§ **Required work**: From the listing below, extract each line containing the string "screenshot".

§ **Records to process**:
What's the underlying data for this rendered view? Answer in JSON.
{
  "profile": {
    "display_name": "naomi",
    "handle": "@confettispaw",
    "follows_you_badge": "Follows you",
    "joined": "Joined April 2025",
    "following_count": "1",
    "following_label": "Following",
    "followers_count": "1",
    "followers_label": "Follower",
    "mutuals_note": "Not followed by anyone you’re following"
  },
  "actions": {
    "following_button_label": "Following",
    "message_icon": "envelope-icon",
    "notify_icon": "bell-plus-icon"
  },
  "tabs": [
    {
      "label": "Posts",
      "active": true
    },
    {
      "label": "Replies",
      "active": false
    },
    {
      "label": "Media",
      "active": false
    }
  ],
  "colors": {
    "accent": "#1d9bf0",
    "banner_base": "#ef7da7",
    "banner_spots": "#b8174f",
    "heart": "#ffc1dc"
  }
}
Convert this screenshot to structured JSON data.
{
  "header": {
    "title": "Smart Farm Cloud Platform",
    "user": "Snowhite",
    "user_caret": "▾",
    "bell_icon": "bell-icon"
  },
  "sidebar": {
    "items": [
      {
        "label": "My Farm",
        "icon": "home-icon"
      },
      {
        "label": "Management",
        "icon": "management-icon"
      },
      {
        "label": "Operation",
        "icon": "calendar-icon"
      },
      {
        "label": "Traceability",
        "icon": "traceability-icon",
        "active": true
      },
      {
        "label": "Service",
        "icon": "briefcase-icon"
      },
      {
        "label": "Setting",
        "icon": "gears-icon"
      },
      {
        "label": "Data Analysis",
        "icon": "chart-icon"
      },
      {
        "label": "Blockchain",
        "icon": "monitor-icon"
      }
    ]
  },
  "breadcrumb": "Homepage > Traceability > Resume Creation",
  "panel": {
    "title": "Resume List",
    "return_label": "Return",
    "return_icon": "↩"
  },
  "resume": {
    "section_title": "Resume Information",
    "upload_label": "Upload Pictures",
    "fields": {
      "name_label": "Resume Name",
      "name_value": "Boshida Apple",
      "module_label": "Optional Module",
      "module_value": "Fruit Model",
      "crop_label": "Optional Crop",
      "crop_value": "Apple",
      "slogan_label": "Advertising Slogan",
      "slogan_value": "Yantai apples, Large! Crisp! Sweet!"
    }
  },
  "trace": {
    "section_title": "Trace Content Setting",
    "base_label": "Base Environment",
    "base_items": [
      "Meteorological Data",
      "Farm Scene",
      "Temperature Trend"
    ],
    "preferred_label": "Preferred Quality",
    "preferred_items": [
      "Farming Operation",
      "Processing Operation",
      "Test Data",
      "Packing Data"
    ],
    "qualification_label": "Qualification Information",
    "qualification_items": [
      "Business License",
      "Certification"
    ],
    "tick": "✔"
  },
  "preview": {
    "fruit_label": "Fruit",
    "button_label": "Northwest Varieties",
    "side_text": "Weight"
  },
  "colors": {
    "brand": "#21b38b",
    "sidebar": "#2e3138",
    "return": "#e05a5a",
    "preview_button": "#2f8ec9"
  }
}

...

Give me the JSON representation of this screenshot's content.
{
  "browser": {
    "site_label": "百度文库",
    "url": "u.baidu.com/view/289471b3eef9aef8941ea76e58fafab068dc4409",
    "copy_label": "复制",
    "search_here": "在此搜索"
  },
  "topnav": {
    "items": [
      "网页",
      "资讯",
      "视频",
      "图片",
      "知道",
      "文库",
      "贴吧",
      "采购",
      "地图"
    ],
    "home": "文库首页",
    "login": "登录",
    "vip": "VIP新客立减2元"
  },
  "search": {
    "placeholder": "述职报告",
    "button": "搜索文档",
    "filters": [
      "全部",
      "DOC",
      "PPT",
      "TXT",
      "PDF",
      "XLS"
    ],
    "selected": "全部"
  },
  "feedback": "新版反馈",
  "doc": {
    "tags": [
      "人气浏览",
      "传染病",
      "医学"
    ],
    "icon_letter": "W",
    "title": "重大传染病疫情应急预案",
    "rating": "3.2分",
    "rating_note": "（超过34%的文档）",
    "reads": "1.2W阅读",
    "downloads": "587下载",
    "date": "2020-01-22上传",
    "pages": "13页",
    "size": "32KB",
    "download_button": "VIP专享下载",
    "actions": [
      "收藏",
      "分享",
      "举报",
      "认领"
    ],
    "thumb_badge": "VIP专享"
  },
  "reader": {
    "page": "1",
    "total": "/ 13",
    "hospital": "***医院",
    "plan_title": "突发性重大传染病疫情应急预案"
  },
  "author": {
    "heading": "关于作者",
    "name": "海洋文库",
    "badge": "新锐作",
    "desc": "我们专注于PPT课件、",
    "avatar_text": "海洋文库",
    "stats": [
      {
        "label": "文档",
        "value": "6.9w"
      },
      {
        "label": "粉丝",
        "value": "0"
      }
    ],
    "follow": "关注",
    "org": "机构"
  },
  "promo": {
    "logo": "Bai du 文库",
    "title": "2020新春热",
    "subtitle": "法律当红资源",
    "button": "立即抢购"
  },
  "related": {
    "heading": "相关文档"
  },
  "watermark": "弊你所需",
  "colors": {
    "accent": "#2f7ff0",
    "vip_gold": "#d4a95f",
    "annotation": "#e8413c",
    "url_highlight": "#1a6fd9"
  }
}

§ **Result of the task**:
Convert this screenshot to structured JSON data.
Give me the JSON representation of this screenshot's content.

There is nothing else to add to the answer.